Top of Given text
How does the tonemap function in the Image Processing Toolbox product work?
Tone mapping, or tone reproduction, compresses the enormous amount of illumination data in a high dynamic range image to something more suitable for output on a medium that has a lower dynamic range. The recent discussion of my office image shows the results of tone mapping.
But what is dynamic range? And what makes a high dynamic range image?
In the simplest terms, dynamic range is the ratio of the brightest value in an image or scene and the darkest value. Consider the following table of illumination sources from High Dynamic Range Imaging by Erik Reinhard, Greg Ward, Sumanta Pattanaik, and Paul Debevic:
|Condition||Illumination (in cd/m2)|
The human visual system is capable of discriminating about five orders of magnitude at most of these different illumination levels. That is, if you have normal vision, you can see something with a brightness value of 1 and a value of 100,000 in the same scene. Under different conditions, you might be able to make out detail in something with a value of 0.001 at the same time that you look at an object with a brightness level of 100. What you can’t do is see detail in something with a value of 0.001 and another thing with brightness 100,000 simultaneously. That would require being able to distinguish between eight orders of magnitude at once.
An image with values that range from 1 to 100,000 has a dynamic range of 100,000:1. Most of the images made for display on contemporary monitors have a dynamic range of only 256:1 per color channel, because that’s all that most monitors are built to support. We’ll call the latter images low dynamic range (LDR) images and anything with the ability to store more illumination detail a high dynamic range (HDR) image. There’s nothing stopping us from creating HDR images, but we won’t be able to display them on a LDR device like a monitor or inkjet prints.
Tone mapping is the HDR to LDR conversion. There are many tone mapping operators that we might have implemented. (See “A review of tone reproduction techniques” (2002) by Kate Devlin for an overview of these technique.) We chose a technique that renders floating-point high dynamic range RGB radiance maps to low dynamic range RGB UINT8 images using a spatially uniform tone mapping operator similar to what Ward et al. described in their 1997 paper “A visibility matching tone reproduction operator for high dynamic range images” (IEEE Transactions on Visualization and Computer Graphics, 3(4):291-306). It differs in several ways, though.
Bottom of Given text
- Exercise 1 -
In the tone mapping text, what dynamic range per color channel do most images made for contemporary monitors have?
- Exercise 2 -
Reproduce word for word the part of the tone mapping text starting at "An image with" and ending at "or inkjet prints.".
Top of Supplied information
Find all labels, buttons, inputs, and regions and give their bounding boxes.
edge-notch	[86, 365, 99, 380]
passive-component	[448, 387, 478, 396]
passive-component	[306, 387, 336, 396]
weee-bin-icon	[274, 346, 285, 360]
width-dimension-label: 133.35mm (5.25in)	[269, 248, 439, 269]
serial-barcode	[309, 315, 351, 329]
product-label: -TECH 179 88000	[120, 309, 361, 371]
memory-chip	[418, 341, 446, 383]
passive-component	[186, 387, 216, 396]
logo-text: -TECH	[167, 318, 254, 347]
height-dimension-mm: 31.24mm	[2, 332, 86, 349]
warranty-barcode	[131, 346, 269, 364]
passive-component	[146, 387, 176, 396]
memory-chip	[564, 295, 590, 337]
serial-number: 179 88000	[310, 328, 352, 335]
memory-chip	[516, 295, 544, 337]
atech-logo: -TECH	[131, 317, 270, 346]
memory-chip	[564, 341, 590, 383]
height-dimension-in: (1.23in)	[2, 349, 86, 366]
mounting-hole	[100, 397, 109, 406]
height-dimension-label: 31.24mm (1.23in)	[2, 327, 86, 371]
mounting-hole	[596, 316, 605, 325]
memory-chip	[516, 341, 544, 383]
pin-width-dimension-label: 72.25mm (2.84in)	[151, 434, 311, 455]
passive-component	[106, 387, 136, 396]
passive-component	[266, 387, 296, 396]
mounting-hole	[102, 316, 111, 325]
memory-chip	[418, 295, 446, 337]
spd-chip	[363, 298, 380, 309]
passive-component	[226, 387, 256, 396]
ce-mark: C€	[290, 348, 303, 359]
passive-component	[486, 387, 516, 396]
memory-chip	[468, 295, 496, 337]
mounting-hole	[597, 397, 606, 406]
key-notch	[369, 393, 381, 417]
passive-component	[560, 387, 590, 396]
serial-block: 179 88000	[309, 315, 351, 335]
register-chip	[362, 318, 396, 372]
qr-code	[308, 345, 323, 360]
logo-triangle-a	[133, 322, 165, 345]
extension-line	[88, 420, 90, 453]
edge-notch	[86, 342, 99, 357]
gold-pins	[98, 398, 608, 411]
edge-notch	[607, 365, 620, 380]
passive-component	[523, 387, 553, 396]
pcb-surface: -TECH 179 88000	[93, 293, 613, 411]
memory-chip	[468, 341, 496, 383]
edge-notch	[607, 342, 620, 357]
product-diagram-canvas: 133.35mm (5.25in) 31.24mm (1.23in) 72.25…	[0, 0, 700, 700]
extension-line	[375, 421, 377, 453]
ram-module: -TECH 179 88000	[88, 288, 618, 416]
Bottom of Supplied information
- Problem solution 1 -
256:1 per color channel.

- Problem solution 2 -
An image with values that range from 1 to 100,000 has a dynamic range of 100,000:1. Most of the images made for display on contemporary monitors have a dynamic range of only 256:1 per color channel, because that’s all that most monitors are built to support. We’ll call the latter images low dynamic range (LDR) images and anything with the ability to store more illumination detail a high dynamic range (HDR) image. There’s nothing stopping us from creating HDR images, but we won’t be able to display them on a LDR device like a monitor or inkjet prints.